— YOUR OBJECTIVE —
Print every entry, word for word, and skip the images.

##### DATA SUPPLIED #####

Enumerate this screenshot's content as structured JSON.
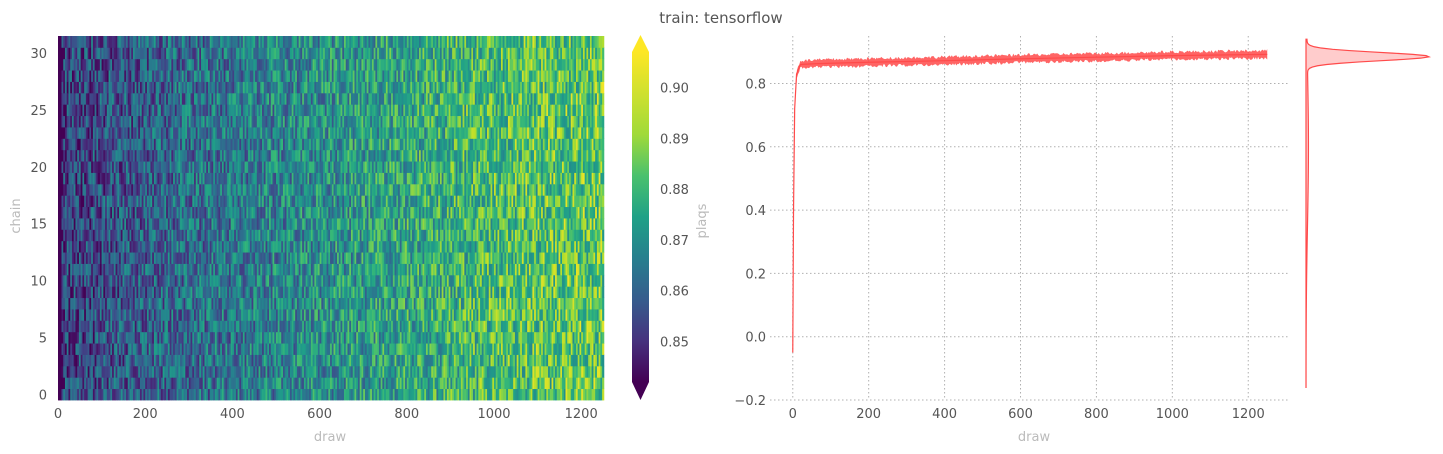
{
  "title": "train: tensorflow",
  "colors": {
    "trace": "#ff4a4a",
    "kde_fill": "#ffcccc",
    "text": "#555555",
    "label": "#bbbbbb"
  },
  "chart_data": [
    {
      "type": "heatmap",
      "xlabel": "draw",
      "ylabel": "chain",
      "xlim": [
        0,
        1250
      ],
      "ylim": [
        0,
        32
      ],
      "xticks": [
        "0",
        "200",
        "400",
        "600",
        "800",
        "1000",
        "1200"
      ],
      "yticks": [
        "0",
        "5",
        "10",
        "15",
        "20",
        "25",
        "30"
      ],
      "n_chains": 32,
      "n_draws": 1250,
      "colormap": "viridis",
      "value_trend": {
        "draw": [
          0,
          10,
          200,
          400,
          600,
          800,
          1000,
          1250
        ],
        "plaqs": [
          0.84,
          0.855,
          0.862,
          0.868,
          0.874,
          0.88,
          0.887,
          0.89
        ]
      },
      "colorbar": {
        "label": "plaqs",
        "min": 0.842,
        "max": 0.907,
        "ticks": [
          "0.85",
          "0.86",
          "0.87",
          "0.88",
          "0.89",
          "0.90"
        ],
        "extend": "both"
      }
    },
    {
      "type": "line",
      "xlabel": "draw",
      "ylabel": "",
      "xlim": [
        -60,
        1310
      ],
      "ylim": [
        -0.2,
        0.95
      ],
      "xticks": [
        "0",
        "200",
        "400",
        "600",
        "800",
        "1000",
        "1200"
      ],
      "yticks": [
        "−0.2",
        "0.0",
        "0.2",
        "0.4",
        "0.6",
        "0.8"
      ],
      "grid": true,
      "series": [
        {
          "x": [
            0,
            2,
            5,
            10,
            20,
            50,
            100,
            200,
            400,
            600,
            800,
            1000,
            1250
          ],
          "y": [
            -0.05,
            0.4,
            0.72,
            0.83,
            0.86,
            0.862,
            0.864,
            0.867,
            0.872,
            0.878,
            0.883,
            0.888,
            0.892
          ],
          "band": 0.012
        }
      ],
      "kde": {
        "peak": 0.885,
        "width": 0.013,
        "range": [
          -0.16,
          0.94
        ]
      }
    }
  ]
}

#####

— ANSWER TO THE TASK —
Enumerate this screenshot's content as structured JSON.
{
  "title": "train: tensorflow",
  "colors": {
    "trace": "#ff4a4a",
    "kde_fill": "#ffcccc",
    "text": "#555555",
    "label": "#bbbbbb"
  },
  "chart_data": [
    {
      "type": "heatmap",
      "xlabel": "draw",
      "ylabel": "chain",
      "xlim": [
        0,
        1250
      ],
      "ylim": [
        0,
        32
      ],
      "xticks": [
        "0",
        "200",
        "400",
        "600",
        "800",
        "1000",
        "1200"
      ],
      "yticks": [
        "0",
        "5",
        "10",
        "15",
        "20",
        "25",
        "30"
      ],
      "n_chains": 32,
      "n_draws": 1250,
      "colormap": "viridis",
      "value_trend": {
        "draw": [
          0,
          10,
          200,
          400,
          600,
          800,
          1000,
          1250
        ],
        "plaqs": [
          0.84,
          0.855,
          0.862,
          0.868,
          0.874,
          0.88,
          0.887,
          0.89
        ]
      },
      "colorbar": {
        "label": "plaqs",
        "min": 0.842,
        "max": 0.907,
        "ticks": [
          "0.85",
          "0.86",
          "0.87",
          "0.88",
          "0.89",
          "0.90"
        ],
        "extend": "both"
      }
    },
    {
      "type": "line",
      "xlabel": "draw",
      "ylabel": "",
      "xlim": [
        -60,
        1310
      ],
      "ylim": [
        -0.2,
        0.95
      ],
      "xticks": [
        "0",
        "200",
        "400",
        "600",
        "800",
        "1000",
        "1200"
      ],
      "yticks": [
        "−0.2",
        "0.0",
        "0.2",
        "0.4",
        "0.6",
        "0.8"
      ],
      "grid": true,
      "series": [
        {
          "x": [
            0,
            2,
            5,
            10,
            20,
            50,
            100,
            200,
            400,
            600,
            800,
            1000,
            1250
          ],
          "y": [
            -0.05,
            0.4,
            0.72,
            0.83,
            0.86,
            0.862,
            0.864,
            0.867,
            0.872,
            0.878,
            0.883,
            0.888,
            0.892
          ],
          "band": 0.012
        }
      ],
      "kde": {
        "peak": 0.885,
        "width": 0.013,
        "range": [
          -0.16,
          0.94
        ]
      }
    }
  ]
}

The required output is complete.